* _Page extract_
------------------------
In the 2015 Queens speech, the Government set out to create 3 million new apprenticeships by 2020. As part of the Enterprise Bill, apprenticeships would gain the same legal treatment of degrees. ‘The Richard Review’ brings new standards being developed by ‘trailblazers’ and new funding trialled giving employers greater control over spend on training delivery.

An apprentice is a full-time paid job which incorporates on and off the job training, receiving a nationally recognised qualification. There are over 200 different types with study at Intermediate, Advanced, Higher and Degree levels. Additionally, Traineeships are also available for people who are unemployed or have little work experience so they can be prepared for an apprenticeship. Minimum standards apply such as: minimum length of 12 months; 270 houses of guided learning; 30 hours of work each week; training in English and Maths. Apprentices are employees and entitled to the same employment rights as other employees including holiday and maternity leave.

So what impacts does this have on payroll and the operation of PAYE – I will cover three: National Minimum Wage; National Insurance Exemption for Apprentices Under 25 and hints at the new Apprenticeship levy being introduced from April 2017.

National Minimum Wage – Apprentices aged 16-18 are entitled to £3.30 per hour for both work and time training. Those aged 19 and over are also entitled to £3.30 for the first 12 months and then the standard national minimum wage rates apply. So 18-20 years £5.80, 21-24 years £6.70 and with the introduction of the new Living wage, those 25 years and over, a new rate of £7.20 minimum.
------------------------
* _Supplied records_
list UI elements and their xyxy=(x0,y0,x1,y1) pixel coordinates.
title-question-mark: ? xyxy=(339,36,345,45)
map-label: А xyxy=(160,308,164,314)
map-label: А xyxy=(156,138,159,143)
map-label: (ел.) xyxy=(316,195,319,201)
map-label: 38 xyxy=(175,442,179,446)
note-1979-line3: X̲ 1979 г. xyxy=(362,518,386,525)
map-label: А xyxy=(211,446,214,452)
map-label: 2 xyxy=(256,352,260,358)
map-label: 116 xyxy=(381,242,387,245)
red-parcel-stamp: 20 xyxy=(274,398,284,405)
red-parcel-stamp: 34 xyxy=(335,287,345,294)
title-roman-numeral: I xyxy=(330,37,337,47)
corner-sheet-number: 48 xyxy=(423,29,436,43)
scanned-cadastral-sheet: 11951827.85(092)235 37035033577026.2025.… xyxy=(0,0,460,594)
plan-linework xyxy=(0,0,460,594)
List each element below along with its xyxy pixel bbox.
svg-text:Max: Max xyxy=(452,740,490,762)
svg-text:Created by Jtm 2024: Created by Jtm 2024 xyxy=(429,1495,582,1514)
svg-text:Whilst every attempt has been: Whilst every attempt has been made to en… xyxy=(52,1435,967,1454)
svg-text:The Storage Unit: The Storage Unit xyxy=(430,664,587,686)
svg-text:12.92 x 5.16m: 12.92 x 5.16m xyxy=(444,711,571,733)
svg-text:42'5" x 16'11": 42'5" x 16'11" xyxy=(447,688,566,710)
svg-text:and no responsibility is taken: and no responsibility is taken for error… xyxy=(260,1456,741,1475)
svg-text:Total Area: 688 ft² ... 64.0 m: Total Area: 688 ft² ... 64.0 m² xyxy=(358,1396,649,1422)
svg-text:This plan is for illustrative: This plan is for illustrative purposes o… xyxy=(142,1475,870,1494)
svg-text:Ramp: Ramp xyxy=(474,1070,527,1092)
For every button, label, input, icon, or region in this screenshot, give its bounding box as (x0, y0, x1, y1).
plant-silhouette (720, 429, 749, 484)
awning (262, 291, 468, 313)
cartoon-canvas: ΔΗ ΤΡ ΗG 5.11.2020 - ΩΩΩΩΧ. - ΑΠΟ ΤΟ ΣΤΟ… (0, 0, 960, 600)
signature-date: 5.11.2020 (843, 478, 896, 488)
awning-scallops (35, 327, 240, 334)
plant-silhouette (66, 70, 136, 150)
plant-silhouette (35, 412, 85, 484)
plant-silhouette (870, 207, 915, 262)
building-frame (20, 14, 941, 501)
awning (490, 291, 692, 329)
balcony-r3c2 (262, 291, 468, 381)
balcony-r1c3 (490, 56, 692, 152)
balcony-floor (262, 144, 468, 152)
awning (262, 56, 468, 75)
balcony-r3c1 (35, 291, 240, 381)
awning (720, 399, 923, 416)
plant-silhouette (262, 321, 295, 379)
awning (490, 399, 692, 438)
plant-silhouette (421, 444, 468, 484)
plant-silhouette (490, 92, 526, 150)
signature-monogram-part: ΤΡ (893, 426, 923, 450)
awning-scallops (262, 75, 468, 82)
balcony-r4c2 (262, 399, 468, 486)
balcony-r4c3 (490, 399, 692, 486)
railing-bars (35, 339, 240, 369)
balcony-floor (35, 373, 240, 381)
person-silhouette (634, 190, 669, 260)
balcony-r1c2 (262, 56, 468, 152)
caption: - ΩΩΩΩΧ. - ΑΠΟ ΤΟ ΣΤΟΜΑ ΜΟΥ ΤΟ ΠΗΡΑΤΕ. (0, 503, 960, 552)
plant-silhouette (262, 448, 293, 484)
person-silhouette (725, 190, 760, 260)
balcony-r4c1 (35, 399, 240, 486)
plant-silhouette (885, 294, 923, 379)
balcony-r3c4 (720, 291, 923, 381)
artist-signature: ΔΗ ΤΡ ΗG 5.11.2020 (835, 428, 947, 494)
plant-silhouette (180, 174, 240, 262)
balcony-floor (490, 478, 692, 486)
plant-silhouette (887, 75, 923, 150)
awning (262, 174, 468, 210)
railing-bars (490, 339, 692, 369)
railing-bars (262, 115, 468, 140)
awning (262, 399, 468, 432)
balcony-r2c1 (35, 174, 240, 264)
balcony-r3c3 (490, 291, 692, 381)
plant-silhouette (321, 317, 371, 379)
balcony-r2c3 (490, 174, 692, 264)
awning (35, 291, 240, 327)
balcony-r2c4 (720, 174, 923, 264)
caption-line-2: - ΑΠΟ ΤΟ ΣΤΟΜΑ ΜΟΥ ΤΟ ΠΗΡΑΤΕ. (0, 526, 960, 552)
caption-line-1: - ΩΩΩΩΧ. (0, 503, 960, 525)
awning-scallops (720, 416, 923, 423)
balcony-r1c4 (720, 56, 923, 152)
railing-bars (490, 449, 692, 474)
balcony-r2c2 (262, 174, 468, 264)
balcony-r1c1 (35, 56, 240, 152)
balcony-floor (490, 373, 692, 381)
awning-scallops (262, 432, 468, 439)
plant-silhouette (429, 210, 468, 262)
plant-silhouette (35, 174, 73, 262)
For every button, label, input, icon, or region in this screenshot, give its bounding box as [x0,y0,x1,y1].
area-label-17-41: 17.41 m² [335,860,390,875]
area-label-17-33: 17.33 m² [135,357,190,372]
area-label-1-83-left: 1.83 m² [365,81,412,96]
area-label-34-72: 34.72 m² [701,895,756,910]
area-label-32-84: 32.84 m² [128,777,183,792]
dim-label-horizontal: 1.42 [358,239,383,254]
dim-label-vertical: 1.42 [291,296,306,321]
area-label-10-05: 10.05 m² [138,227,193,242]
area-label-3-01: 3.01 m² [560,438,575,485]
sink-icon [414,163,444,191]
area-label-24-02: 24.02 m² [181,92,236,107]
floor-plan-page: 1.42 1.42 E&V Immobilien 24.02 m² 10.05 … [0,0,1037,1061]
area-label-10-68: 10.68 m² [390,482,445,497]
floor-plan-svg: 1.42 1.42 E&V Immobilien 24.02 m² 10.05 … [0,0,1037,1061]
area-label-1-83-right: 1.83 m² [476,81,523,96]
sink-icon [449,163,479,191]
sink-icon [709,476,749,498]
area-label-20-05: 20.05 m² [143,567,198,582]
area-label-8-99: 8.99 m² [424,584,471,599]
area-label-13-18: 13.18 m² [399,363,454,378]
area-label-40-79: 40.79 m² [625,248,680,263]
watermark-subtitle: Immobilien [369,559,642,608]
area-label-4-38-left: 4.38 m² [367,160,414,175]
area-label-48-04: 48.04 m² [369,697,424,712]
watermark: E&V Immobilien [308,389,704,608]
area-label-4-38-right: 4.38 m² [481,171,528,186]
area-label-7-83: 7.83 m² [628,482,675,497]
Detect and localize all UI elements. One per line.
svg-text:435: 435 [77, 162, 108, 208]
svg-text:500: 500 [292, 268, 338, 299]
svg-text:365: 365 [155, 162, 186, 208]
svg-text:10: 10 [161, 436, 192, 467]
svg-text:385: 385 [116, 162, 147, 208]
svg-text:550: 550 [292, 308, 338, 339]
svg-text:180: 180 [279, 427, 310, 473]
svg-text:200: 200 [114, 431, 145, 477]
------------------------
* _Task description_
In the passage on apprenticeships, repeat word for word the part that opens with "National Minimum Wage –" and closes with "of £7.20 minimum.". None of the lines are needed here.

* _The response_
National Minimum Wage – Apprentices aged 16-18 are entitled to £3.30 per hour for both work and time training. Those aged 19 and over are also entitled to £3.30 for the first 12 months and then the standard national minimum wage rates apply. So 18-20 years £5.80, 21-24 years £6.70 and with the introduction of the new Living wage, those 25 years and over, a new rate of £7.20 minimum.